▸ WORK TO COMPLETE: Please copy the lines of the records below from the start of the records through the line containing "annotation: סכום התחלתי", inclusive, keeping every character unchanged.

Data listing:

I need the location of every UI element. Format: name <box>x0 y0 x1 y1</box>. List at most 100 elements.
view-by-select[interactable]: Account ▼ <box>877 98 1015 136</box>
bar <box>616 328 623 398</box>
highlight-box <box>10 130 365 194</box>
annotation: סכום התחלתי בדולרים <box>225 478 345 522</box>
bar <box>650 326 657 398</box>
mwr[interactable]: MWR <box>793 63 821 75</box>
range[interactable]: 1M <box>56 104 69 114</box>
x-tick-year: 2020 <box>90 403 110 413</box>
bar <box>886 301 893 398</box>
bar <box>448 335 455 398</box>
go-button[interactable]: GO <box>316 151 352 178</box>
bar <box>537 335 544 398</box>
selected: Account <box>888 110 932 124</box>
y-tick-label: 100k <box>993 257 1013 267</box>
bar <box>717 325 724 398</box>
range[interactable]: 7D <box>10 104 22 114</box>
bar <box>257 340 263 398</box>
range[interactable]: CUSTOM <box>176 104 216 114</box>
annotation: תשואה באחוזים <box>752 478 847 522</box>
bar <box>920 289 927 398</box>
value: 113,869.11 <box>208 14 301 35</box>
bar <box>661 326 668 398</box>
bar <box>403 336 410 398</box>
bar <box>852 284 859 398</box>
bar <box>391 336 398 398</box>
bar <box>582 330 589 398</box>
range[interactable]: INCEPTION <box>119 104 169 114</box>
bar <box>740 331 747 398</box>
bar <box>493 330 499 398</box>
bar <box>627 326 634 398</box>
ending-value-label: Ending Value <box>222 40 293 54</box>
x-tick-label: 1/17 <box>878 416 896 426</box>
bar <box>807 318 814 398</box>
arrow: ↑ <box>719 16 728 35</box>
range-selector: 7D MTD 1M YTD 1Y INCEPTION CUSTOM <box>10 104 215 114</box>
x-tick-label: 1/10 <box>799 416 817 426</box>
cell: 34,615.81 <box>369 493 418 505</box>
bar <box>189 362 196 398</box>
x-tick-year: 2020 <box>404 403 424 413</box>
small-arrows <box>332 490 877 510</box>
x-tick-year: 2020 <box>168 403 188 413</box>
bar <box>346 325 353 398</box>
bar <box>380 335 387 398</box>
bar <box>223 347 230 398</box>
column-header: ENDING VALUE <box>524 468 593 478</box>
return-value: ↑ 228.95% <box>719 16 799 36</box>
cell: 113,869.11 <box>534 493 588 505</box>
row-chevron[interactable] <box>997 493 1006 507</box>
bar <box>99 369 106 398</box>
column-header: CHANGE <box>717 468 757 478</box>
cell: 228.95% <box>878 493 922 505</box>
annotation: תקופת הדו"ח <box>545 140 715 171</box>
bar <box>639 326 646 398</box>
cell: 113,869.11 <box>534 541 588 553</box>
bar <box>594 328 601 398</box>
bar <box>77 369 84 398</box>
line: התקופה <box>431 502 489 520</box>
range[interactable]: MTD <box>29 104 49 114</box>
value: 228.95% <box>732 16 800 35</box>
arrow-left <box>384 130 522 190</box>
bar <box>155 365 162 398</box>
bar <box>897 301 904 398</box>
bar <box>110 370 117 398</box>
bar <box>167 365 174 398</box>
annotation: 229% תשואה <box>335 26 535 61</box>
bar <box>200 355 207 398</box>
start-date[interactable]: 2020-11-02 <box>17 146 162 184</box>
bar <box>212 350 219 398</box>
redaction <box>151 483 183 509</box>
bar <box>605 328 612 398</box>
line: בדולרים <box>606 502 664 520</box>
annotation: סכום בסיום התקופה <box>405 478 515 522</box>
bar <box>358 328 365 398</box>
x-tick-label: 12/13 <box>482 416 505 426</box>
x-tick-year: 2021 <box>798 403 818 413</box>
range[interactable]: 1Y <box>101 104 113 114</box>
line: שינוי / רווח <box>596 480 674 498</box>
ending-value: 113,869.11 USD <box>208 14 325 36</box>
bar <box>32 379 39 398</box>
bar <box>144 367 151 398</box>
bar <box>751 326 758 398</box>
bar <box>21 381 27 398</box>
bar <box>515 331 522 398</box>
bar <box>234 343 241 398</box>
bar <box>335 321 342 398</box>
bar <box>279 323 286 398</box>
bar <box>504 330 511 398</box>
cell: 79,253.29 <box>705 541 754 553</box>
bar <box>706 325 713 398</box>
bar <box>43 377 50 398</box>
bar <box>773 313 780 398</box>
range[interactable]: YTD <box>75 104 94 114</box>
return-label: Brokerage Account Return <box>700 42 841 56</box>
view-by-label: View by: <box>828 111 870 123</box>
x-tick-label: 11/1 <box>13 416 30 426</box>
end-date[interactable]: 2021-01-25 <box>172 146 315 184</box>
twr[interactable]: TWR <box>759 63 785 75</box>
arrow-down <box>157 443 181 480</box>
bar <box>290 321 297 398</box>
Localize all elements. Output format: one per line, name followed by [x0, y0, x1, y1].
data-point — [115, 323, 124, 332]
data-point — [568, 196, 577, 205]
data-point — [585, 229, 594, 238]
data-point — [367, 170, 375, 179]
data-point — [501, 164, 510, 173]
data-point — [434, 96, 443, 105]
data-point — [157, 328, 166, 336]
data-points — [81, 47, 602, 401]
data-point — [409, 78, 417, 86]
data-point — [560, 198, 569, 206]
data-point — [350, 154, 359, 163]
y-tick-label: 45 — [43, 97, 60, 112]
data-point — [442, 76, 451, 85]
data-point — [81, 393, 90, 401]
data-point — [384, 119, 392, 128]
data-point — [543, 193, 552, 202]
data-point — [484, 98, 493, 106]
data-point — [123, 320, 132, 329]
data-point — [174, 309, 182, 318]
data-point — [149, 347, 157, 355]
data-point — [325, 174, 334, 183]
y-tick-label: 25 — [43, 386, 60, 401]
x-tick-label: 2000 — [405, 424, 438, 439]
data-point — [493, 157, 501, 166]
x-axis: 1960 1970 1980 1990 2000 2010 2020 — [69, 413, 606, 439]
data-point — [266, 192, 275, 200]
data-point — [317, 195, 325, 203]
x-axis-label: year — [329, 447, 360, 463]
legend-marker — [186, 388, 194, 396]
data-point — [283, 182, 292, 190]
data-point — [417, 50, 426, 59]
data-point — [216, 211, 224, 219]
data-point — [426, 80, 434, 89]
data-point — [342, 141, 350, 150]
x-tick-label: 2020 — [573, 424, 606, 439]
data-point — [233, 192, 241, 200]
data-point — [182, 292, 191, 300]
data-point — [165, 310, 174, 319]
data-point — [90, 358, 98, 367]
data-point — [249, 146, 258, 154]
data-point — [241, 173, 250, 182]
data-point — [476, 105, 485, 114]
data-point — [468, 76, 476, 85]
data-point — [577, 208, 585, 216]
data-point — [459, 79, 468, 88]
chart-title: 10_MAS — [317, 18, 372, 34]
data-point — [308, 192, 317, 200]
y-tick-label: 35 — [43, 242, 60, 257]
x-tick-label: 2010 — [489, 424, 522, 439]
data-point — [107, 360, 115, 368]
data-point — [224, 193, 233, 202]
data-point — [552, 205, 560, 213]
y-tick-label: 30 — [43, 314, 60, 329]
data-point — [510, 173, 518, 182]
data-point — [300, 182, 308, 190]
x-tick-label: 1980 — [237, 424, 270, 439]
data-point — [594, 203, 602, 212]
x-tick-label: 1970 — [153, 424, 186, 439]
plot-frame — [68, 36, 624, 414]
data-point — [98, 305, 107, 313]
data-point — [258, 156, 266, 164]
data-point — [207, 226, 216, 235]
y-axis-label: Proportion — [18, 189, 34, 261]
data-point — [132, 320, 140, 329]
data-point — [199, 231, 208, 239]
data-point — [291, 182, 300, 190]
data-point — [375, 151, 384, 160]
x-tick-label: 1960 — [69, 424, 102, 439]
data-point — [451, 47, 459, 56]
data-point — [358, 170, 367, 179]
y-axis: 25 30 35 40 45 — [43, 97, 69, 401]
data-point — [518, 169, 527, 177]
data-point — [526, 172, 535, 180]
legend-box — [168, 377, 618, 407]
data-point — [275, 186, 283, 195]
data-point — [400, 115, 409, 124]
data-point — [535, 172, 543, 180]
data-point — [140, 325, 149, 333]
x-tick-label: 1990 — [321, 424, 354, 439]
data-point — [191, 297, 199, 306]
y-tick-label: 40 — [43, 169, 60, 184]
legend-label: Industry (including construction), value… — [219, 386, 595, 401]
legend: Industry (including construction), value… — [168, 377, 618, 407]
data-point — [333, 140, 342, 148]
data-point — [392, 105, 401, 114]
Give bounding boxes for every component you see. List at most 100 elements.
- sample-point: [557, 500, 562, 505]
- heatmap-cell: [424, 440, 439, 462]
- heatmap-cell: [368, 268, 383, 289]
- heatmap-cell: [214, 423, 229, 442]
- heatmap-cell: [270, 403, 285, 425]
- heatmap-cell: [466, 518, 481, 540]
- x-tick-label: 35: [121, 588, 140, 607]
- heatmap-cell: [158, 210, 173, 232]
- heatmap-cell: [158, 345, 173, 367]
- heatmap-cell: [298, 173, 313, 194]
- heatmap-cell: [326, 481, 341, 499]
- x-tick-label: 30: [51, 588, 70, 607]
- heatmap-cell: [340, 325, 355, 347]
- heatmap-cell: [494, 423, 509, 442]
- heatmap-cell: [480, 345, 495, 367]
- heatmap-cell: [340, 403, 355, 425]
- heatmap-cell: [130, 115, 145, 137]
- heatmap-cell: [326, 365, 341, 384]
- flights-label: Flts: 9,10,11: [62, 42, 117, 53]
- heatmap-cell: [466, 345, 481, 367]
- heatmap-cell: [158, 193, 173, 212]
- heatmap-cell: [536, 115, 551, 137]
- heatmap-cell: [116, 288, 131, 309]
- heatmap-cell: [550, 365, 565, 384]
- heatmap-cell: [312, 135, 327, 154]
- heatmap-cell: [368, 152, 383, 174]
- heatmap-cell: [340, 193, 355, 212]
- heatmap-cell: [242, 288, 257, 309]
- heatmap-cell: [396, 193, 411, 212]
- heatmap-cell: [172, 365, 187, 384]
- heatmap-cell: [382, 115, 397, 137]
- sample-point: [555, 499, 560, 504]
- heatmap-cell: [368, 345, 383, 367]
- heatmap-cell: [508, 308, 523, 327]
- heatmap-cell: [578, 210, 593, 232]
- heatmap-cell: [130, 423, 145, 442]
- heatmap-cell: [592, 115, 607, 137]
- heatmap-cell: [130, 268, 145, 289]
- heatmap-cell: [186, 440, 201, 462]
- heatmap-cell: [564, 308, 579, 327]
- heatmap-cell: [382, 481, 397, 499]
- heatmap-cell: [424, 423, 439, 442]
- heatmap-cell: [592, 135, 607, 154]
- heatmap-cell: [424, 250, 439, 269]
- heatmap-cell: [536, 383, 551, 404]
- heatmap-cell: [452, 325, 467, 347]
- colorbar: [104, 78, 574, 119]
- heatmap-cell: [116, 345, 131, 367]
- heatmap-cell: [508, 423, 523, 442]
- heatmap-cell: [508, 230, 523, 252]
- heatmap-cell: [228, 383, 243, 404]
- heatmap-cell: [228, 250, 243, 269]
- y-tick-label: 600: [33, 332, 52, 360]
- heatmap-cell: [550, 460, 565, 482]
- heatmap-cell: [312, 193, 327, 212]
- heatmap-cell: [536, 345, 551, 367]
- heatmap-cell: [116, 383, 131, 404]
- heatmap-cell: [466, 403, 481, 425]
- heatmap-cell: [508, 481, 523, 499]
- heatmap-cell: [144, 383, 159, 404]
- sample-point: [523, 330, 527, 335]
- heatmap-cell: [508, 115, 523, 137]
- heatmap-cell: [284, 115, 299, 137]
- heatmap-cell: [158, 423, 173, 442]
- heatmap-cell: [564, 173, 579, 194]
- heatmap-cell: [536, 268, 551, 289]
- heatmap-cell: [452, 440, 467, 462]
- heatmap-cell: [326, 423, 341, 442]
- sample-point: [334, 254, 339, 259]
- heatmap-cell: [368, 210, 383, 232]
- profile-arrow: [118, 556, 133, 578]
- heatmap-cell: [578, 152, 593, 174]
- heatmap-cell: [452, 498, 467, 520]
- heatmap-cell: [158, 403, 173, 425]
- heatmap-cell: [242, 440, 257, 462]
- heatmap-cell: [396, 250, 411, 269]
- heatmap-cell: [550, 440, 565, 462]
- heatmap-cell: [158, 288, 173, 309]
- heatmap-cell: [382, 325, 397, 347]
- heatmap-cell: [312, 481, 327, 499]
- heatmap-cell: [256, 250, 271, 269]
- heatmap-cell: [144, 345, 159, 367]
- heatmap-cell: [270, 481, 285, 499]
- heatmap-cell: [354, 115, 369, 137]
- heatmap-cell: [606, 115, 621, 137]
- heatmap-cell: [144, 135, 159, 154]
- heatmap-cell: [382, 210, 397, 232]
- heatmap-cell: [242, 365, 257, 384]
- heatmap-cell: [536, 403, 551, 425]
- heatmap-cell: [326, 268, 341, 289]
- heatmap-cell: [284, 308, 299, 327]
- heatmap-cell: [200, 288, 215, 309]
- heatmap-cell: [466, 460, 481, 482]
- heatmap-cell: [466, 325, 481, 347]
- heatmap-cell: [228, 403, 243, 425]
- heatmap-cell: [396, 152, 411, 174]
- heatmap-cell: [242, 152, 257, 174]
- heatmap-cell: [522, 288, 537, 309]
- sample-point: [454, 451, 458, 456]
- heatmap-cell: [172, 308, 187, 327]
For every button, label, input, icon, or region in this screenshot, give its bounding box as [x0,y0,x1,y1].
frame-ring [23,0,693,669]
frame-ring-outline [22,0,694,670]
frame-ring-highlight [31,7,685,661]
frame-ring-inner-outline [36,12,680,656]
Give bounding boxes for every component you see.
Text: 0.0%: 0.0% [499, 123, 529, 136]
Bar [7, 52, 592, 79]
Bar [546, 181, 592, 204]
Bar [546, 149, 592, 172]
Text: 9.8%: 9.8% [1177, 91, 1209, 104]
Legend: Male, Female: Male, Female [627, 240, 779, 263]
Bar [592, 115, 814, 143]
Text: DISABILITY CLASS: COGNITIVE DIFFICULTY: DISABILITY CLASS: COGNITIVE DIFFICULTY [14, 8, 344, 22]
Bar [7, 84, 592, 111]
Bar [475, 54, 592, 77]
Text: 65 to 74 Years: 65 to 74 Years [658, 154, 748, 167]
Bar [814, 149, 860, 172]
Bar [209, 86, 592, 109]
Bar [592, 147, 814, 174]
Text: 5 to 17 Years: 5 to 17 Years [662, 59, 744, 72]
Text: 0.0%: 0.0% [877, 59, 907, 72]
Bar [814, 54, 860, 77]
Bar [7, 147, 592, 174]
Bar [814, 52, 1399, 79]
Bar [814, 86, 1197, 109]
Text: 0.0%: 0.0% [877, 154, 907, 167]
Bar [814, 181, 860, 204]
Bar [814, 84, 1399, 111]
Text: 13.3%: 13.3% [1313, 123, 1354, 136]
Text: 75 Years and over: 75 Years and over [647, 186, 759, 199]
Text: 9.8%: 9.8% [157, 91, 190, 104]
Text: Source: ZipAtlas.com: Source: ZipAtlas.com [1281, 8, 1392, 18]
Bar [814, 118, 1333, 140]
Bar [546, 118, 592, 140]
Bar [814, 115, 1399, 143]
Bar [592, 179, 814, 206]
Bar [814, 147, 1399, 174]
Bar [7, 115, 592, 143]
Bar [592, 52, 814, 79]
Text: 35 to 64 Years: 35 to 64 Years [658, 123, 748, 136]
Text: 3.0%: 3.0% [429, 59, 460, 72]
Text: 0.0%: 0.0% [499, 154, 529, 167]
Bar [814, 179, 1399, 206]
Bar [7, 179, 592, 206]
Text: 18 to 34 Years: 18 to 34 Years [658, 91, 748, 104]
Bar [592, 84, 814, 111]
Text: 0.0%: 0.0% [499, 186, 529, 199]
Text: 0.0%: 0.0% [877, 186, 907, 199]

▸ RESULT:
I need the location of every UI element. Format: name <box>x0 y0 x1 y1</box>. List at most 100 elements.
view-by-select[interactable]: Account ▼ <box>877 98 1015 136</box>
bar <box>616 328 623 398</box>
highlight-box <box>10 130 365 194</box>
annotation: סכום התחלתי בדולרים <box>225 478 345 522</box>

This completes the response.